- **EXERCISE OBJECTIVE**:
Every entry must be echoed exactly.

- **RECORDED DATA**:
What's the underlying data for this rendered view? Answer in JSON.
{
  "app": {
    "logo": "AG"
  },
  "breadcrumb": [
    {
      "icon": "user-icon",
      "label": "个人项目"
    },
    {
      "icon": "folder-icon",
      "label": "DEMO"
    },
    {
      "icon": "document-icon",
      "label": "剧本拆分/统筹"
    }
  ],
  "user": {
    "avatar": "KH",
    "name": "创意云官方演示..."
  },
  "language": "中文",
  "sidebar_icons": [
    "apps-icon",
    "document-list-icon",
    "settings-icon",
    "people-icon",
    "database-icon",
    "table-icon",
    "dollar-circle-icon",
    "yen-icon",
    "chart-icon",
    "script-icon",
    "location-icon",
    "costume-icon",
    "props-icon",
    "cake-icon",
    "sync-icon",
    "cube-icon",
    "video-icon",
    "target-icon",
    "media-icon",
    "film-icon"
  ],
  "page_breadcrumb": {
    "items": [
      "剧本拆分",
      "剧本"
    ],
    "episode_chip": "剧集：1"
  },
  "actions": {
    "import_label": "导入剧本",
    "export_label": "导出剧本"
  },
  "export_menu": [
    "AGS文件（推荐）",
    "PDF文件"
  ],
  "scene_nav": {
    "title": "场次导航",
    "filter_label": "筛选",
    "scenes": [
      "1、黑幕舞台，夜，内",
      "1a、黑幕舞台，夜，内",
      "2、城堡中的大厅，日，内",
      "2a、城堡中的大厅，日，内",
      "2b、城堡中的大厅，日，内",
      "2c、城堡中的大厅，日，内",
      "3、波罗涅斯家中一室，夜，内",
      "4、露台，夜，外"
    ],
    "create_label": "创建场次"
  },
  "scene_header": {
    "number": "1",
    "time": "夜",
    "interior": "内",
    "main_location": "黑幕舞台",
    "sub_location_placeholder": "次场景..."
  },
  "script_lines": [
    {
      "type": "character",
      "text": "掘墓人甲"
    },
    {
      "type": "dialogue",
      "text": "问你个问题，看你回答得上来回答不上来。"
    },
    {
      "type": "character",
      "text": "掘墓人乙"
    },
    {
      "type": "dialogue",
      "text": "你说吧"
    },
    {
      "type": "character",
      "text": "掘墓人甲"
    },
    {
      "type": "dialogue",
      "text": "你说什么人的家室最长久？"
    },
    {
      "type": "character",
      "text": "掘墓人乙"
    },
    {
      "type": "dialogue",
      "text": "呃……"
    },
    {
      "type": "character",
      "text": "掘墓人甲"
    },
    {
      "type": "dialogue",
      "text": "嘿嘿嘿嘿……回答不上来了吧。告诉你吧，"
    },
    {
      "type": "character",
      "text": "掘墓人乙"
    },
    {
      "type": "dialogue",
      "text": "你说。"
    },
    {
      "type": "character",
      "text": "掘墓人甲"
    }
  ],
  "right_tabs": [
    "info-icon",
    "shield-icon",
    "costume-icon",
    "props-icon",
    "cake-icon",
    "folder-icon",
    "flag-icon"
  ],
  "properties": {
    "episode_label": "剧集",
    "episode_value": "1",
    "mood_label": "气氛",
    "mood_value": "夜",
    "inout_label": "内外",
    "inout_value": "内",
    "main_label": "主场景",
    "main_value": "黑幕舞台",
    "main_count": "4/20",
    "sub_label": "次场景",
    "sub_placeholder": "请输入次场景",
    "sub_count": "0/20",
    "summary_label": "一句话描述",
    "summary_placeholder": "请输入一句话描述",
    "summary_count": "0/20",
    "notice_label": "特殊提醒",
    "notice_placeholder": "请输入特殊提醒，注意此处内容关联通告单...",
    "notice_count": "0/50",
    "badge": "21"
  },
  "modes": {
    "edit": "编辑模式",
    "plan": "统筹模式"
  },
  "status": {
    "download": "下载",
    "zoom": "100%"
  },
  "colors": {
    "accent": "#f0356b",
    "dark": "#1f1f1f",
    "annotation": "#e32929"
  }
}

- **WRITTEN REPLY**:
What's the underlying data for this rendered view? Answer in JSON.
{
  "app": {
    "logo": "AG"
  },
  "breadcrumb": [
    {
      "icon": "user-icon",
      "label": "个人项目"
    },
    {
      "icon": "folder-icon",
      "label": "DEMO"
    },
    {
      "icon": "document-icon",
      "label": "剧本拆分/统筹"
    }
  ],
  "user": {
    "avatar": "KH",
    "name": "创意云官方演示..."
  },
  "language": "中文",
  "sidebar_icons": [
    "apps-icon",
    "document-list-icon",
    "settings-icon",
    "people-icon",
    "database-icon",
    "table-icon",
    "dollar-circle-icon",
    "yen-icon",
    "chart-icon",
    "script-icon",
    "location-icon",
    "costume-icon",
    "props-icon",
    "cake-icon",
    "sync-icon",
    "cube-icon",
    "video-icon",
    "target-icon",
    "media-icon",
    "film-icon"
  ],
  "page_breadcrumb": {
    "items": [
      "剧本拆分",
      "剧本"
    ],
    "episode_chip": "剧集：1"
  },
  "actions": {
    "import_label": "导入剧本",
    "export_label": "导出剧本"
  },
  "export_menu": [
    "AGS文件（推荐）",
    "PDF文件"
  ],
  "scene_nav": {
    "title": "场次导航",
    "filter_label": "筛选",
    "scenes": [
      "1、黑幕舞台，夜，内",
      "1a、黑幕舞台，夜，内",
      "2、城堡中的大厅，日，内",
      "2a、城堡中的大厅，日，内",
      "2b、城堡中的大厅，日，内",
      "2c、城堡中的大厅，日，内",
      "3、波罗涅斯家中一室，夜，内",
      "4、露台，夜，外"
    ],
    "create_label": "创建场次"
  },
  "scene_header": {
    "number": "1",
    "time": "夜",
    "interior": "内",
    "main_location": "黑幕舞台",
    "sub_location_placeholder": "次场景..."
  },
  "script_lines": [
    {
      "type": "character",
      "text": "掘墓人甲"
    },
    {
      "type": "dialogue",
      "text": "问你个问题，看你回答得上来回答不上来。"
    },
    {
      "type": "character",
      "text": "掘墓人乙"
    },
    {
      "type": "dialogue",
      "text": "你说吧"
    },
    {
      "type": "character",
      "text": "掘墓人甲"
    },
    {
      "type": "dialogue",
      "text": "你说什么人的家室最长久？"
    },
    {
      "type": "character",
      "text": "掘墓人乙"
    },
    {
      "type": "dialogue",
      "text": "呃……"
    },
    {
      "type": "character",
      "text": "掘墓人甲"
    },
    {
      "type": "dialogue",
      "text": "嘿嘿嘿嘿……回答不上来了吧。告诉你吧，"
    },
    {
      "type": "character",
      "text": "掘墓人乙"
    },
    {
      "type": "dialogue",
      "text": "你说。"
    },
    {
      "type": "character",
      "text": "掘墓人甲"
    }
  ],
  "right_tabs": [
    "info-icon",
    "shield-icon",
    "costume-icon",
    "props-icon",
    "cake-icon",
    "folder-icon",
    "flag-icon"
  ],
  "properties": {
    "episode_label": "剧集",
    "episode_value": "1",
    "mood_label": "气氛",
    "mood_value": "夜",
    "inout_label": "内外",
    "inout_value": "内",
    "main_label": "主场景",
    "main_value": "黑幕舞台",
    "main_count": "4/20",
    "sub_label": "次场景",
    "sub_placeholder": "请输入次场景",
    "sub_count": "0/20",
    "summary_label": "一句话描述",
    "summary_placeholder": "请输入一句话描述",
    "summary_count": "0/20",
    "notice_label": "特殊提醒",
    "notice_placeholder": "请输入特殊提醒，注意此处内容关联通告单...",
    "notice_count": "0/50",
    "badge": "21"
  },
  "modes": {
    "edit": "编辑模式",
    "plan": "统筹模式"
  },
  "status": {
    "download": "下载",
    "zoom": "100%"
  },
  "colors": {
    "accent": "#f0356b",
    "dark": "#1f1f1f",
    "annotation": "#e32929"
  }
}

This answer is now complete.